[Items listed in a dataset]
^^^^^^^^
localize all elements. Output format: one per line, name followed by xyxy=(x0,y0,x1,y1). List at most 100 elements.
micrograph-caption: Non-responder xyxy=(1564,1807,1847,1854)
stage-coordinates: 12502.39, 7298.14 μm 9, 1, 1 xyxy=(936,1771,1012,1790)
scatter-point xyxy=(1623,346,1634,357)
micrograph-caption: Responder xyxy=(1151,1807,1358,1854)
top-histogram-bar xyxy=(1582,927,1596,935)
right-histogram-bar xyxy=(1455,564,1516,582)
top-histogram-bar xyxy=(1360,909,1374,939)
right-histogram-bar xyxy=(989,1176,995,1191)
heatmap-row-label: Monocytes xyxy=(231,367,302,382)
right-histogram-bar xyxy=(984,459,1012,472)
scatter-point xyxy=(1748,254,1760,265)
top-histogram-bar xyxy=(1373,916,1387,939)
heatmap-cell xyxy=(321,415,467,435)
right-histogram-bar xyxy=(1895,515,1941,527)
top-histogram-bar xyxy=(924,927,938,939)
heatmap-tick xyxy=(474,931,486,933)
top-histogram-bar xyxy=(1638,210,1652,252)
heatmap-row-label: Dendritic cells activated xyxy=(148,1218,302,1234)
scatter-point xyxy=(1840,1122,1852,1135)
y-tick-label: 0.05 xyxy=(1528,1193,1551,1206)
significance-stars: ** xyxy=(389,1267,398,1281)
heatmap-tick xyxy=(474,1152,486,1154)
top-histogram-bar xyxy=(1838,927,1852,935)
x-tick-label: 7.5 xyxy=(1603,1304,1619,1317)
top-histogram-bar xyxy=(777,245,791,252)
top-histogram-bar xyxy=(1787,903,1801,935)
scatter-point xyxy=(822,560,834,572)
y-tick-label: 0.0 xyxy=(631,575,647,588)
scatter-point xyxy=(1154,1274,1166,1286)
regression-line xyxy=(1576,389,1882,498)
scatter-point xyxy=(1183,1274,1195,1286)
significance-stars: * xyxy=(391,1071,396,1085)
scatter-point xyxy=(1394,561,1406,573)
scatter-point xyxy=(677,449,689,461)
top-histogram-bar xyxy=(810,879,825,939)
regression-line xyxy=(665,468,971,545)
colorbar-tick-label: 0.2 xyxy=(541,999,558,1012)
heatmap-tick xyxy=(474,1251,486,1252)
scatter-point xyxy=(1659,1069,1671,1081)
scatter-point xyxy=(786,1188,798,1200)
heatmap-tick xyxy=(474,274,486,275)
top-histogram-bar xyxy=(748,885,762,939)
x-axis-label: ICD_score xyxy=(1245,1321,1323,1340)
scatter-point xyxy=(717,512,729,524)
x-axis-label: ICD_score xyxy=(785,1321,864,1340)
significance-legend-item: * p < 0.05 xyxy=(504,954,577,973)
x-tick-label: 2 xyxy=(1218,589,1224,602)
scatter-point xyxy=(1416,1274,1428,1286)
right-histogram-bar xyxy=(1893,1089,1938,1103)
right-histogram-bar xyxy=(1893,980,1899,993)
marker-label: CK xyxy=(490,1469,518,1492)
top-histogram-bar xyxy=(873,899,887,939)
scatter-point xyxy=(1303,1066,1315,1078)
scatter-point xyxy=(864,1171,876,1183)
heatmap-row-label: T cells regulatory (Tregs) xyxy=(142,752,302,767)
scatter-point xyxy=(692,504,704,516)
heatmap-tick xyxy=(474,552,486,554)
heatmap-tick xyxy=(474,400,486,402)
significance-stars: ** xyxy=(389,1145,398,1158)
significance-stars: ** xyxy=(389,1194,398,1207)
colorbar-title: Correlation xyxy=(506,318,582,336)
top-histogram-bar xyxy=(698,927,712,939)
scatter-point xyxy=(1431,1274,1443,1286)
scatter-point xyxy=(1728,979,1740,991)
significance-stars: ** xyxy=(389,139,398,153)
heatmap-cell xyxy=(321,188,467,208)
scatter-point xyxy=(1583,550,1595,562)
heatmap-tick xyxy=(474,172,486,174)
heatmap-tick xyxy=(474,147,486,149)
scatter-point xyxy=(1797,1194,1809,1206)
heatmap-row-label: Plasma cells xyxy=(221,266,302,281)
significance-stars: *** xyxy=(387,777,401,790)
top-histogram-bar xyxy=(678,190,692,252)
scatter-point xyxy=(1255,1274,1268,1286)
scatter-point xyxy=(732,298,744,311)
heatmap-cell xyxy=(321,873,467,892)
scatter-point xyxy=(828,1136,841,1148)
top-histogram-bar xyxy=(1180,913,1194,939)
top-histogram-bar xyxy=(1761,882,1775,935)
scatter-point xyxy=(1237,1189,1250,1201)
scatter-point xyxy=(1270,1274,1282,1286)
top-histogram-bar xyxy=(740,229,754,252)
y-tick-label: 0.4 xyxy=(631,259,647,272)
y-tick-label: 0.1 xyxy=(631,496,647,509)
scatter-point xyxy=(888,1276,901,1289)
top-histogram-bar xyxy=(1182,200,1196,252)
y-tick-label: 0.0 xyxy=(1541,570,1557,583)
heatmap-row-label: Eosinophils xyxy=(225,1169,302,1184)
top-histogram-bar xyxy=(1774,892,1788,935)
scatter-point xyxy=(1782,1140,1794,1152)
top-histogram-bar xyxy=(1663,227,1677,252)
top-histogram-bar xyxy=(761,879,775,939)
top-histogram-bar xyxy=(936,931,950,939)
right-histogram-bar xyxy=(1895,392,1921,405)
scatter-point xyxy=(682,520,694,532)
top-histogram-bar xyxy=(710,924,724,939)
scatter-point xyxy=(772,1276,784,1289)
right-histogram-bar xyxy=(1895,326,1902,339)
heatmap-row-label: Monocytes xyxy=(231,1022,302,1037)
^^^^^^^^
For the records above, state the count of lines where "Monocytes" appears, without any other text.

2